◆ TASK REQUIREMENTS: The entries need to be copied exactly.

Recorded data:

----------------------------------------

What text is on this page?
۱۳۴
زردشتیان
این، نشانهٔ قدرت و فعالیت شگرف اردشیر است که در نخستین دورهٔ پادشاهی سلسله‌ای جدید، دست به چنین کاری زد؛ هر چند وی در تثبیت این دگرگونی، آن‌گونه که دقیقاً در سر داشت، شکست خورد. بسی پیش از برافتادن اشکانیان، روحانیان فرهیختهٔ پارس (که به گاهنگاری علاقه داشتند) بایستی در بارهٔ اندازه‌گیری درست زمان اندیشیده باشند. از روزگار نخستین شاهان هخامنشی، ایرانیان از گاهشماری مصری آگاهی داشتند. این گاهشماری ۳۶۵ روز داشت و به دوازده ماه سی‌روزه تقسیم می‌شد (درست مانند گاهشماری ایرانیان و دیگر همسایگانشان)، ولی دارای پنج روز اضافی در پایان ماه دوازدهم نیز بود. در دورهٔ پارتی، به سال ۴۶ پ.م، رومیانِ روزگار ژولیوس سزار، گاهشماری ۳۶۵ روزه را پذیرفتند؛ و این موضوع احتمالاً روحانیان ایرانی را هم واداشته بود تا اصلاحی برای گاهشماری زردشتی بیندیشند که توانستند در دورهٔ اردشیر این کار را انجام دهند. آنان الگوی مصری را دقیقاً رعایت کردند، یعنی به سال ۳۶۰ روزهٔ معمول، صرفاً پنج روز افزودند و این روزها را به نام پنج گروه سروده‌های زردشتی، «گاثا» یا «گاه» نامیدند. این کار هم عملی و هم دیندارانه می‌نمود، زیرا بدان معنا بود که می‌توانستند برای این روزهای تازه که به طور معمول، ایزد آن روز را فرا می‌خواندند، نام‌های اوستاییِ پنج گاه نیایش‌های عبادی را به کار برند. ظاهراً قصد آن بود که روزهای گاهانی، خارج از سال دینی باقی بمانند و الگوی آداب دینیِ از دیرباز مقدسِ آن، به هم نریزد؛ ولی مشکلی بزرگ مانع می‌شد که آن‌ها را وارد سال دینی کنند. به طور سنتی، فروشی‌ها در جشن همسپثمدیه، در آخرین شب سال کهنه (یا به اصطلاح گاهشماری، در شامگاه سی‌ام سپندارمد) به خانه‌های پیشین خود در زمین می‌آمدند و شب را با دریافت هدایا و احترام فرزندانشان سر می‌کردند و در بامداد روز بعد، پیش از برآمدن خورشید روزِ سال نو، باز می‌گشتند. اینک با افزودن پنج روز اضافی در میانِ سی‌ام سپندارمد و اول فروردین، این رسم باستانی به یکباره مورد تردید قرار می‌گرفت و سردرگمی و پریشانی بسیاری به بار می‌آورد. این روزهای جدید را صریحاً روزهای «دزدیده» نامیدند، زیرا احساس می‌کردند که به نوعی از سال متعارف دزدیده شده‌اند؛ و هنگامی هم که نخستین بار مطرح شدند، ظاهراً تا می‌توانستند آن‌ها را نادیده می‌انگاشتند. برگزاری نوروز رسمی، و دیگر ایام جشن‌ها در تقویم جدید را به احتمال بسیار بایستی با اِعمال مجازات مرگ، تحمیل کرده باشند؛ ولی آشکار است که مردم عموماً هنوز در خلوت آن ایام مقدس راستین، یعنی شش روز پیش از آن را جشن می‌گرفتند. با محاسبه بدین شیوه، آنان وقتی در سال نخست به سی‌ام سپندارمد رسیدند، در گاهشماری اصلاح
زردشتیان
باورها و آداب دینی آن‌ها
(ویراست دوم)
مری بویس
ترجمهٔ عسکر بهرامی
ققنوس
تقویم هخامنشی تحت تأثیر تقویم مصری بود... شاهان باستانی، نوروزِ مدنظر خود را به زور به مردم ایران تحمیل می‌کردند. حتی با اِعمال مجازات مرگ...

----------------------------------------

◆ TASK SOLUTION:
What text is on this page?
۱۳۴
زردشتیان
این، نشانهٔ قدرت و فعالیت شگرف اردشیر است که در نخستین دورهٔ پادشاهی سلسله‌ای جدید، دست به چنین کاری زد؛ هر چند وی در تثبیت این دگرگونی، آن‌گونه که دقیقاً در سر داشت، شکست خورد. بسی پیش از برافتادن اشکانیان، روحانیان فرهیختهٔ پارس (که به گاهنگاری علاقه داشتند) بایستی در بارهٔ اندازه‌گیری درست زمان اندیشیده باشند. از روزگار نخستین شاهان هخامنشی، ایرانیان از گاهشماری مصری آگاهی داشتند. این گاهشماری ۳۶۵ روز داشت و به دوازده ماه سی‌روزه تقسیم می‌شد (درست مانند گاهشماری ایرانیان و دیگر همسایگانشان)، ولی دارای پنج روز اضافی در پایان ماه دوازدهم نیز بود. در دورهٔ پارتی، به سال ۴۶ پ.م، رومیانِ روزگار ژولیوس سزار، گاهشماری ۳۶۵ روزه را پذیرفتند؛ و این موضوع احتمالاً روحانیان ایرانی را هم واداشته بود تا اصلاحی برای گاهشماری زردشتی بیندیشند که توانستند در دورهٔ اردشیر این کار را انجام دهند. آنان الگوی مصری را دقیقاً رعایت کردند، یعنی به سال ۳۶۰ روزهٔ معمول، صرفاً پنج روز افزودند و این روزها را به نام پنج گروه سروده‌های زردشتی، «گاثا» یا «گاه» نامیدند. این کار هم عملی و هم دیندارانه می‌نمود، زیرا بدان معنا بود که می‌توانستند برای این روزهای تازه که به طور معمول، ایزد آن روز را فرا می‌خواندند، نام‌های اوستاییِ پنج گاه نیایش‌های عبادی را به کار برند. ظاهراً قصد آن بود که روزهای گاهانی، خارج از سال دینی باقی بمانند و الگوی آداب دینیِ از دیرباز مقدسِ آن، به هم نریزد؛ ولی مشکلی بزرگ مانع می‌شد که آن‌ها را وارد سال دینی کنند. به طور سنتی، فروشی‌ها در جشن همسپثمدیه، در آخرین شب سال کهنه (یا به اصطلاح گاهشماری، در شامگاه سی‌ام سپندارمد) به خانه‌های پیشین خود در زمین می‌آمدند و شب را با دریافت هدایا و احترام فرزندانشان سر می‌کردند و در بامداد روز بعد، پیش از برآمدن خورشید روزِ سال نو، باز می‌گشتند. اینک با افزودن پنج روز اضافی در میانِ سی‌ام سپندارمد و اول فروردین، این رسم باستانی به یکباره مورد تردید قرار می‌گرفت و سردرگمی و پریشانی بسیاری به بار می‌آورد. این روزهای جدید را صریحاً روزهای «دزدیده» نامیدند، زیرا احساس می‌کردند که به نوعی از سال متعارف دزدیده شده‌اند؛ و هنگامی هم که نخستین بار مطرح شدند، ظاهراً تا می‌توانستند آن‌ها را نادیده می‌انگاشتند. برگزاری نوروز رسمی، و دیگر ایام جشن‌ها در تقویم جدید را به احتمال بسیار بایستی با اِعمال مجازات مرگ، تحمیل کرده باشند؛ ولی آشکار است که مردم عموماً هنوز در خلوت آن ایام مقدس راستین، یعنی شش روز پیش از آن را جشن می‌گرفتند. با محاسبه بدین شیوه، آنان وقتی در سال نخست به سی‌ام سپندارمد رسیدند، در گاهشماری اصلاح
زردشتیان
باورها و آداب دینی آن‌ها
(ویراست دوم)
مری بویس
ترجمهٔ عسکر بهرامی
ققنوس
تقویم هخامنشی تحت تأثیر تقویم مصری بود... شاهان باستانی، نوروزِ مدنظر خود را به زور به مردم ایران تحمیل می‌کردند. حتی با اِعمال مجازات مرگ...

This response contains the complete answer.